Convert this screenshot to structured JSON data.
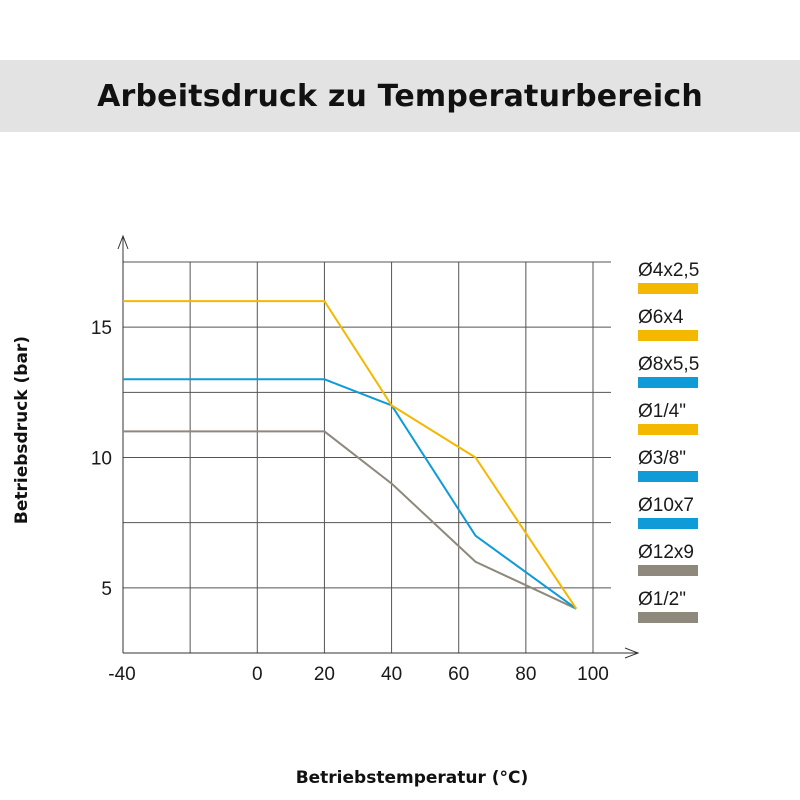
{
  "chart_data": {
    "type": "line",
    "title": "Arbeitsdruck zu Temperaturbereich",
    "xlabel": "Betriebstemperatur (°C)",
    "ylabel": "Betriebsdruck (bar)",
    "xlim": [
      -40,
      100
    ],
    "ylim": [
      2.5,
      17.5
    ],
    "x_ticks": [
      -40,
      0,
      20,
      40,
      60,
      80,
      100
    ],
    "x_tick_labels": [
      "-40",
      "0",
      "20",
      "40",
      "60",
      "80",
      "100"
    ],
    "x_grid": [
      -20,
      0,
      20,
      40,
      60,
      80,
      100
    ],
    "y_ticks": [
      5,
      10,
      15
    ],
    "y_tick_labels": [
      "5",
      "10",
      "15"
    ],
    "y_grid": [
      5,
      7.5,
      10,
      12.5,
      15,
      17.5
    ],
    "grid": true,
    "legend_position": "right",
    "series": [
      {
        "id": "yellow",
        "color": "#f5b800",
        "x": [
          -40,
          20,
          40,
          65,
          95
        ],
        "y": [
          16,
          16,
          12,
          10,
          4.2
        ]
      },
      {
        "id": "blue",
        "color": "#0f9ad8",
        "x": [
          -40,
          20,
          40,
          65,
          95
        ],
        "y": [
          13,
          13,
          12,
          7,
          4.2
        ]
      },
      {
        "id": "gray",
        "color": "#8f887c",
        "x": [
          -40,
          20,
          40,
          65,
          95
        ],
        "y": [
          11,
          11,
          9,
          6,
          4.2
        ]
      }
    ],
    "legend": [
      {
        "label": "Ø4x2,5",
        "color": "#f5b800"
      },
      {
        "label": "Ø6x4",
        "color": "#f5b800"
      },
      {
        "label": "Ø8x5,5",
        "color": "#0f9ad8"
      },
      {
        "label": "Ø1/4\"",
        "color": "#f5b800"
      },
      {
        "label": "Ø3/8\"",
        "color": "#0f9ad8"
      },
      {
        "label": "Ø10x7",
        "color": "#0f9ad8"
      },
      {
        "label": "Ø12x9",
        "color": "#8f887c"
      },
      {
        "label": "Ø1/2\"",
        "color": "#8f887c"
      }
    ]
  }
}
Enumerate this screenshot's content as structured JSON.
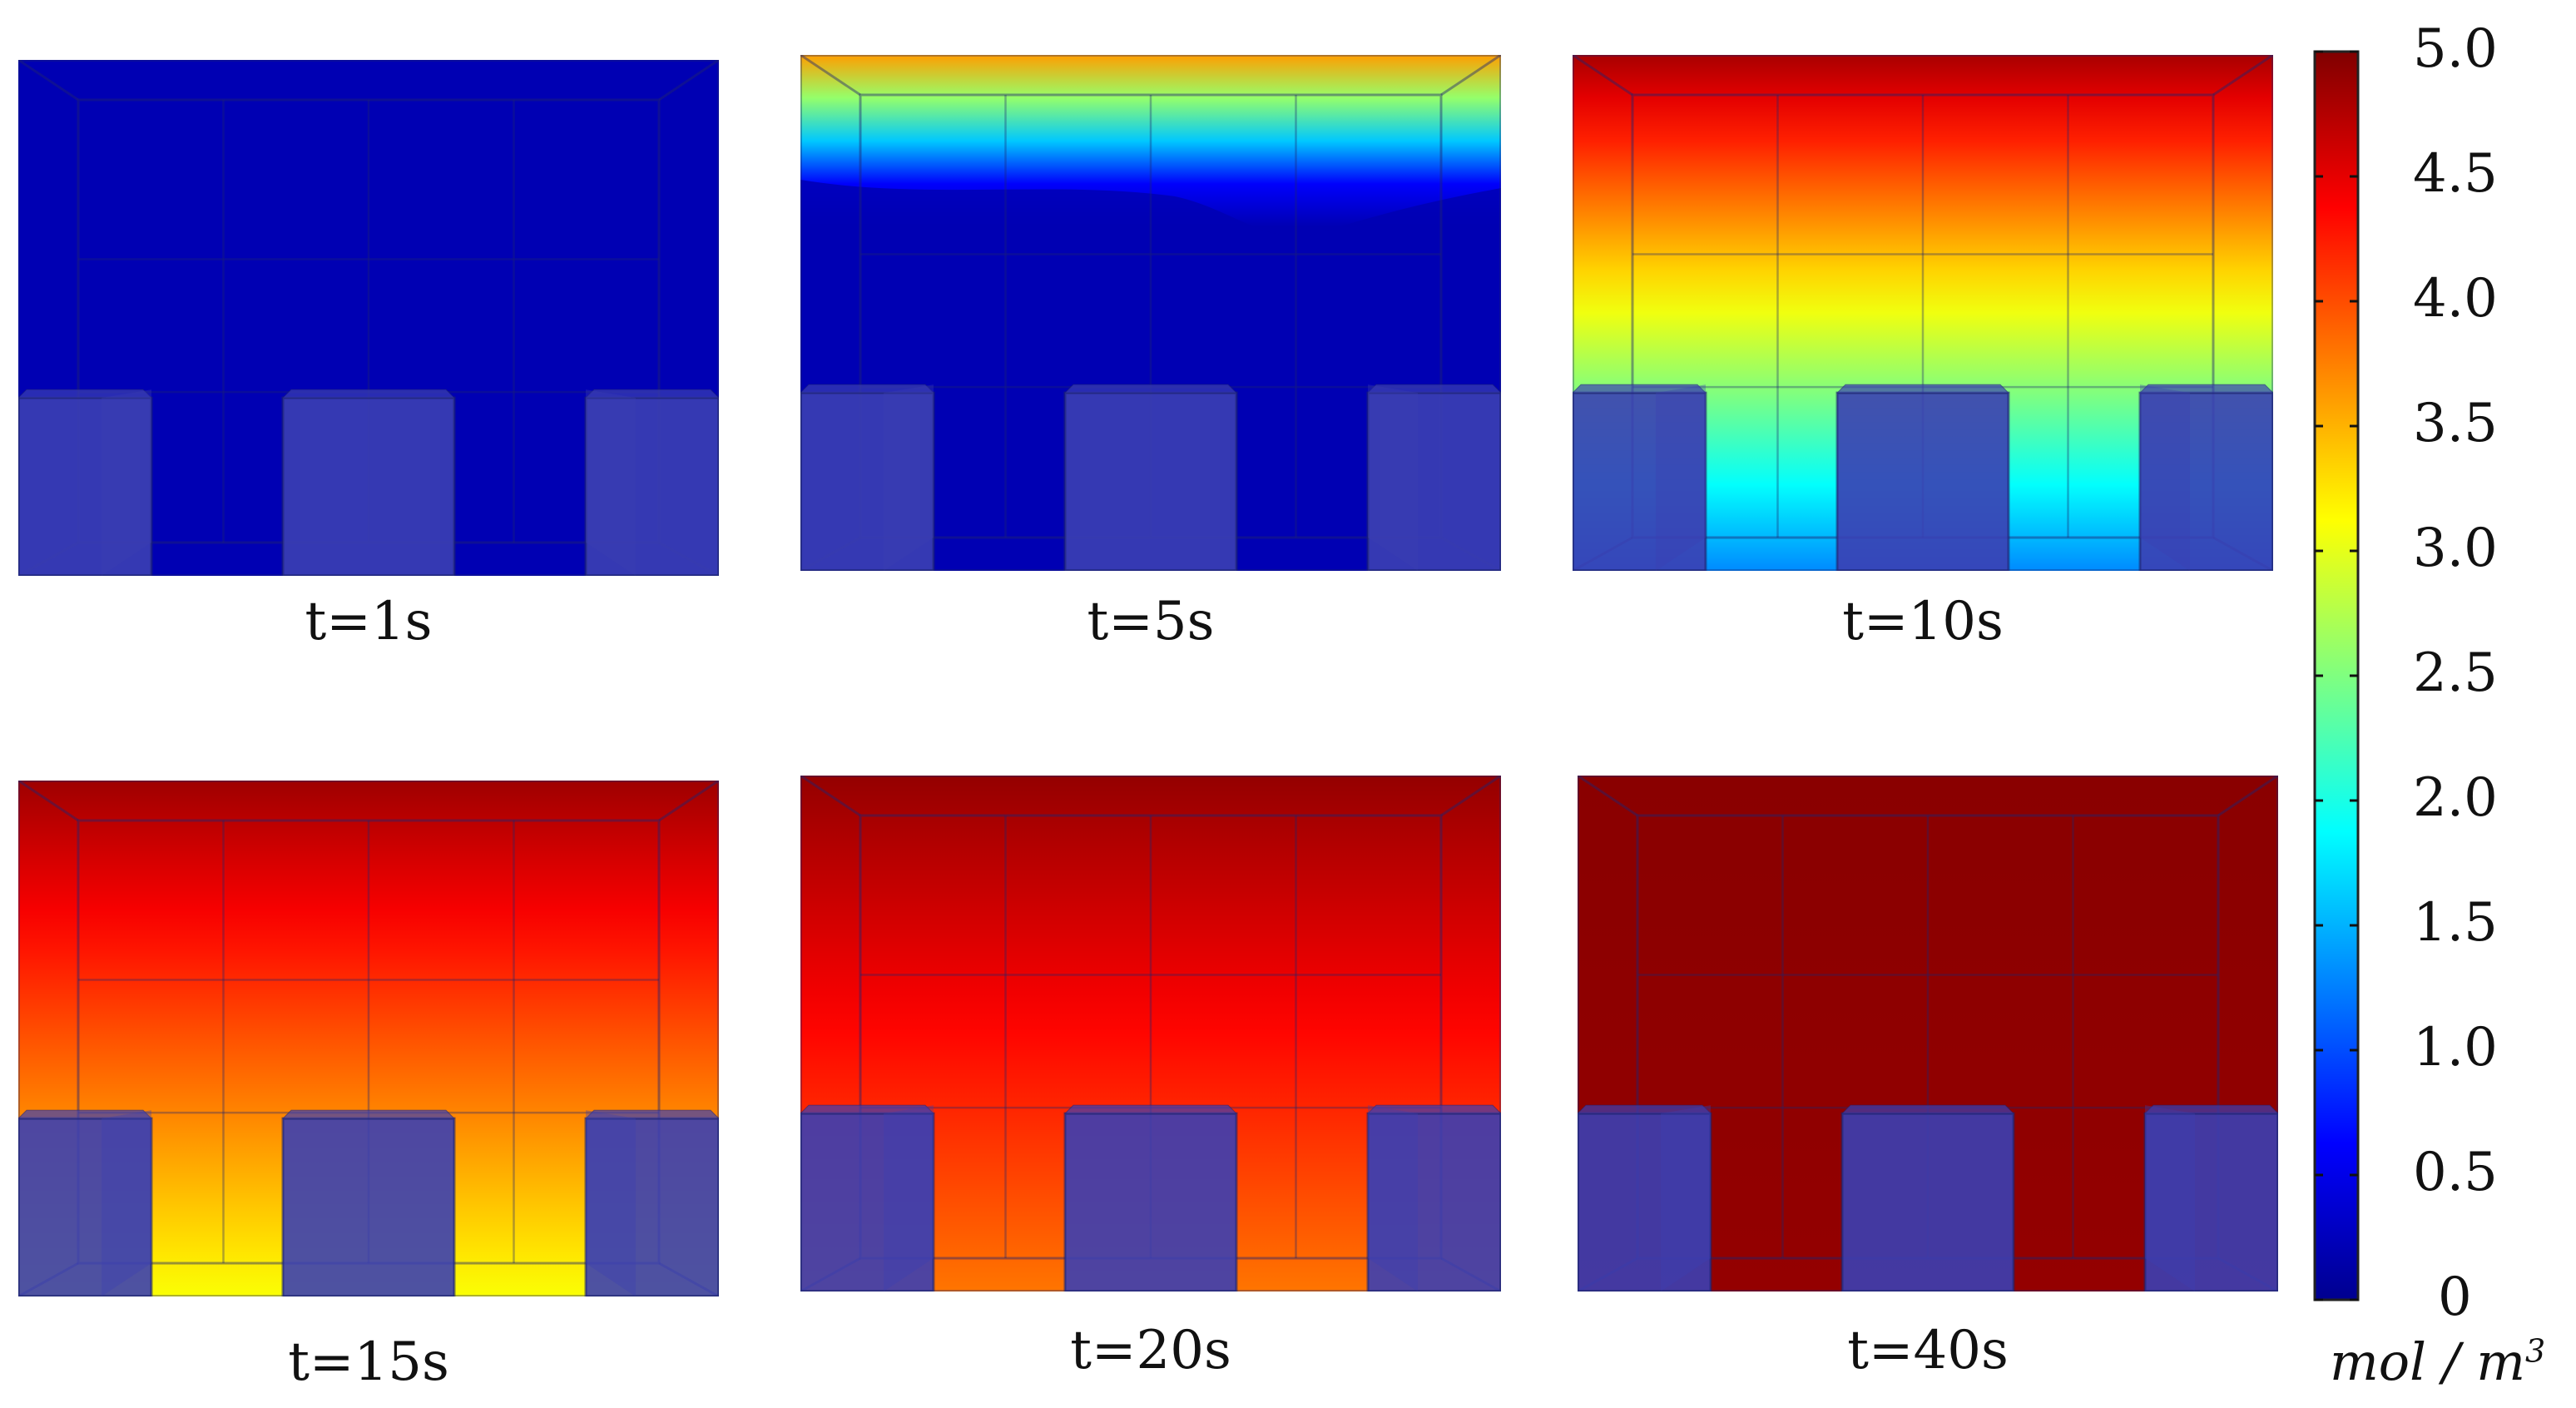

************

Goal: What is the number of lines in the records above that include the word "structured"? Reply with that number and nothing more.

Correct result: 2